● EXERCISE REQUIREMENTS
Gather from the listing below each line that includes the word "ylabel", and copy it.

(Records)
* start *

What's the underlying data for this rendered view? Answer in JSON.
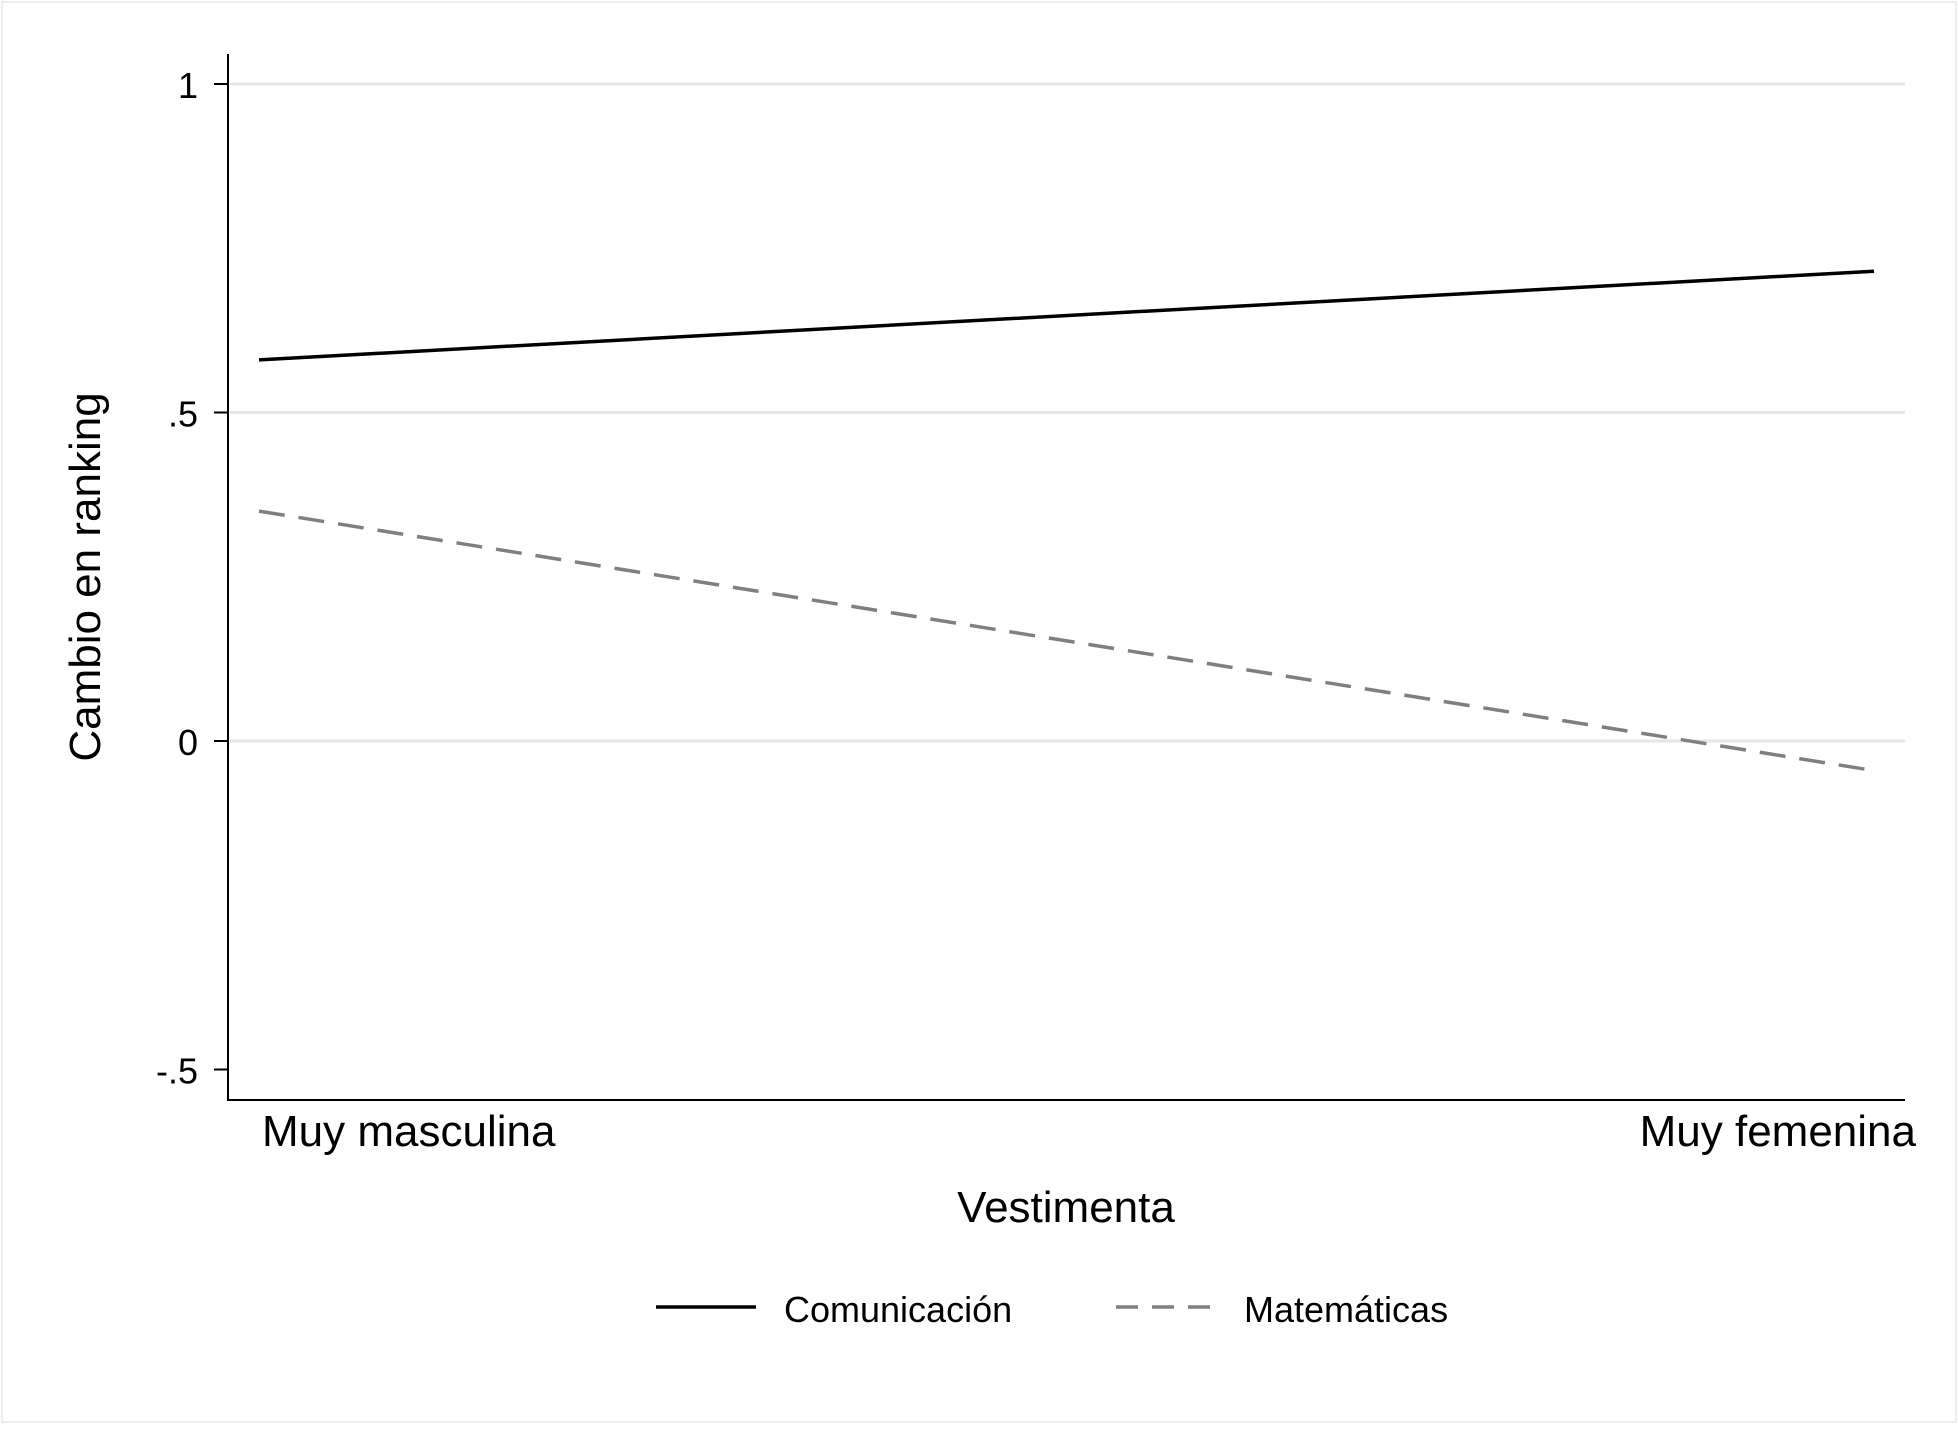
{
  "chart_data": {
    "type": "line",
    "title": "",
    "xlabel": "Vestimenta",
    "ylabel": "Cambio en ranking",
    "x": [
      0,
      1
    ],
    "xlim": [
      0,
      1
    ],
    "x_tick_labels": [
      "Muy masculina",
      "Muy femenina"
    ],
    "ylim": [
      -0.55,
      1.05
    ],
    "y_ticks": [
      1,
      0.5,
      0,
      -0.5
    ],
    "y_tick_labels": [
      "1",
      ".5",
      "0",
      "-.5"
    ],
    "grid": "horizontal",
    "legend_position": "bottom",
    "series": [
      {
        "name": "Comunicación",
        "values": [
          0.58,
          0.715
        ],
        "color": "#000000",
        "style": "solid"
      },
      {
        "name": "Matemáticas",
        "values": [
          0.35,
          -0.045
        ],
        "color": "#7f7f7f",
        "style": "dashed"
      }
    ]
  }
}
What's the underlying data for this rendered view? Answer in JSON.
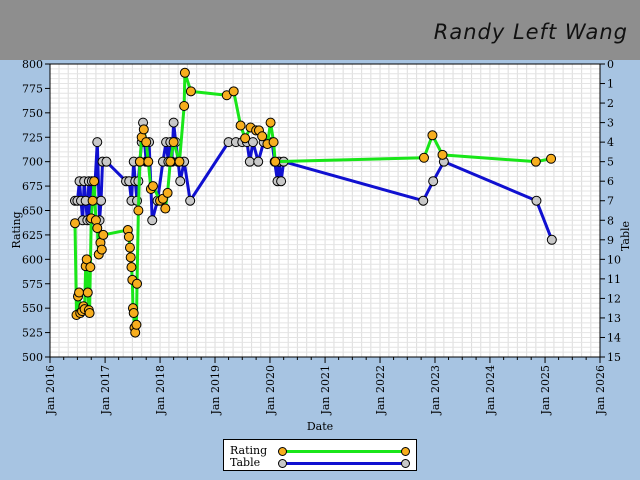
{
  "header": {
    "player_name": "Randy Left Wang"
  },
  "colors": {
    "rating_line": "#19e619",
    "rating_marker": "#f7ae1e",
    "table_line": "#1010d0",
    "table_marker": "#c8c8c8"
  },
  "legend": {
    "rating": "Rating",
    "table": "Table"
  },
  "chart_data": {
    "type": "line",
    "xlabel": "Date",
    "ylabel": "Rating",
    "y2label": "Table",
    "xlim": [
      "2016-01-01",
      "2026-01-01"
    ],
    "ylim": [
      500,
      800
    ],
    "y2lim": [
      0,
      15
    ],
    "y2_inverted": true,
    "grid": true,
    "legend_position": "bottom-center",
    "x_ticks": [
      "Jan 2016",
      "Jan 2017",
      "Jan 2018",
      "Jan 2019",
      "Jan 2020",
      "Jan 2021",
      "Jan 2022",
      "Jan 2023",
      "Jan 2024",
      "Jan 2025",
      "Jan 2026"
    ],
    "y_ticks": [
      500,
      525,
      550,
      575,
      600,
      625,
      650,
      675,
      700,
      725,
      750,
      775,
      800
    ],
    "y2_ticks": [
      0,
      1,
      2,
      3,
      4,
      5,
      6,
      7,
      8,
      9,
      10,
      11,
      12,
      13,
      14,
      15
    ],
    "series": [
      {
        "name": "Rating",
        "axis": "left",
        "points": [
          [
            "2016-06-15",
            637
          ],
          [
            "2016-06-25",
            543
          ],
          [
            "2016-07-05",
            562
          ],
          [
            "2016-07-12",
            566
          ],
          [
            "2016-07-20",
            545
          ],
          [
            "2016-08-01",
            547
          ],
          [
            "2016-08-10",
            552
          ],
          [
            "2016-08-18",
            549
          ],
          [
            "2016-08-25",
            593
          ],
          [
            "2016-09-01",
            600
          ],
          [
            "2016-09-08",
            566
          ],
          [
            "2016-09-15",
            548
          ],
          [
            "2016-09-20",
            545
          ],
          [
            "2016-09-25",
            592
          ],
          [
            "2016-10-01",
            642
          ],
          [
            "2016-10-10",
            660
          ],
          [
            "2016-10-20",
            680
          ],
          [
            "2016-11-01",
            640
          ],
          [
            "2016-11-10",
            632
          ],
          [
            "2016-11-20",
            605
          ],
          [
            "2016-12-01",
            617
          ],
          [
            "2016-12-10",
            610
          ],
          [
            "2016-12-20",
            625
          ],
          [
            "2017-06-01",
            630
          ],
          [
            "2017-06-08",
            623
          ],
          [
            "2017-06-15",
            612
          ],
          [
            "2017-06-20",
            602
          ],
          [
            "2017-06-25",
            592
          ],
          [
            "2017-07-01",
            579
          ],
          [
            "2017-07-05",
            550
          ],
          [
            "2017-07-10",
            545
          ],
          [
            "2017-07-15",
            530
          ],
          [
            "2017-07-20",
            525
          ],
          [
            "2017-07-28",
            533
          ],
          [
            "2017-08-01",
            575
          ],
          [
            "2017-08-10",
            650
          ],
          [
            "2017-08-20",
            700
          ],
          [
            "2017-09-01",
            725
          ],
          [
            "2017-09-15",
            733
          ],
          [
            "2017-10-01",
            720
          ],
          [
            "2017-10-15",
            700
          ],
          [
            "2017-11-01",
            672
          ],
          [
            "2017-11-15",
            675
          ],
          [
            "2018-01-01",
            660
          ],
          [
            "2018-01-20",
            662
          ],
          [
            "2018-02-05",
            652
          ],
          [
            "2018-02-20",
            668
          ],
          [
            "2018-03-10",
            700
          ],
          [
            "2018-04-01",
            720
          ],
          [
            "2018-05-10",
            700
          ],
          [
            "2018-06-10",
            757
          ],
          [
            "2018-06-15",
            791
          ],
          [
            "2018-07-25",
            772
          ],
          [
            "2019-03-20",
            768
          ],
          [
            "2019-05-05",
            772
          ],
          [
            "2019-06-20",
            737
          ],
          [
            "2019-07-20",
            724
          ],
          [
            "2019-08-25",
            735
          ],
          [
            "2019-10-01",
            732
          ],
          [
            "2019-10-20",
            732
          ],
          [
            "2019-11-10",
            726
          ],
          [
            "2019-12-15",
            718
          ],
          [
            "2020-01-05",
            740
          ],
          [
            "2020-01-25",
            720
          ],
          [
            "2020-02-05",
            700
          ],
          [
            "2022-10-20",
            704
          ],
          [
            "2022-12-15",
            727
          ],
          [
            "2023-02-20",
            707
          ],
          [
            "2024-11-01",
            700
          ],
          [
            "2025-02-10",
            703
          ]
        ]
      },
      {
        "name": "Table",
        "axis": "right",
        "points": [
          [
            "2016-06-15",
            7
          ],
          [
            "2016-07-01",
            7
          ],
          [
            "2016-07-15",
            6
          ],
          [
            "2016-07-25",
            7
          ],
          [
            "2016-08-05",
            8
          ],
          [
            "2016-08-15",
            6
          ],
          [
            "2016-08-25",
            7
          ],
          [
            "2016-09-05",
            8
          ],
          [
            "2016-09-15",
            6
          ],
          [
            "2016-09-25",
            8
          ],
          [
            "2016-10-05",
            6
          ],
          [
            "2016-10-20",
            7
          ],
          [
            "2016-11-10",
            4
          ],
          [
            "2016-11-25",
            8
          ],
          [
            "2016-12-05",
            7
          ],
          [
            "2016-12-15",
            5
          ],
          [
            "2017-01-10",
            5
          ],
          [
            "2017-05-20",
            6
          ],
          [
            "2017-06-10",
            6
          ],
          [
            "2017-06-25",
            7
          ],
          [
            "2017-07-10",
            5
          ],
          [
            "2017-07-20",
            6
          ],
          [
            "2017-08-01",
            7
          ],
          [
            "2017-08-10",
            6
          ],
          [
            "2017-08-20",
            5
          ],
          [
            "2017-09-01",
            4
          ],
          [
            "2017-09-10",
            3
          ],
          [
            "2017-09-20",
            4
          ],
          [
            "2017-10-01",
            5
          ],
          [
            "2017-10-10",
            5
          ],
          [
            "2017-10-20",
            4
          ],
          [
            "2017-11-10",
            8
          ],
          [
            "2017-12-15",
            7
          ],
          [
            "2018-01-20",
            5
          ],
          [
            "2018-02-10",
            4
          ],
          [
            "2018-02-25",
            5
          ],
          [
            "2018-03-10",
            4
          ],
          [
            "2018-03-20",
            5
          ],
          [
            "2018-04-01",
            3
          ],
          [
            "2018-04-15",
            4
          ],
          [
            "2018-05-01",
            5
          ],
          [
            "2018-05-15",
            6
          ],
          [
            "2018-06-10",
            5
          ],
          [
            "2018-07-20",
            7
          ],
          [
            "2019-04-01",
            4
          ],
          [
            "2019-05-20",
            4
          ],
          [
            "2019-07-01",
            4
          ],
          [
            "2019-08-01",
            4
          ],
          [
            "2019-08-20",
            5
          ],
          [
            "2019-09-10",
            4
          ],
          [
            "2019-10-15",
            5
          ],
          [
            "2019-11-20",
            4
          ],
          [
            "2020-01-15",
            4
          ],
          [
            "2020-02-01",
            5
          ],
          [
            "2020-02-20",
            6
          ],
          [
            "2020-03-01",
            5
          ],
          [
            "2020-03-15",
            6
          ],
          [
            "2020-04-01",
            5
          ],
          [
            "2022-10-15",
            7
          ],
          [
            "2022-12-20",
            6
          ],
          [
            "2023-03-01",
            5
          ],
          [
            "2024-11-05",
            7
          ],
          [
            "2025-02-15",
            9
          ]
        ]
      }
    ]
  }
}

* end *

● OUTPUT FOR THIS TASK
    "ylabel": "Cambio en ranking",
    "ylabel": "Rating",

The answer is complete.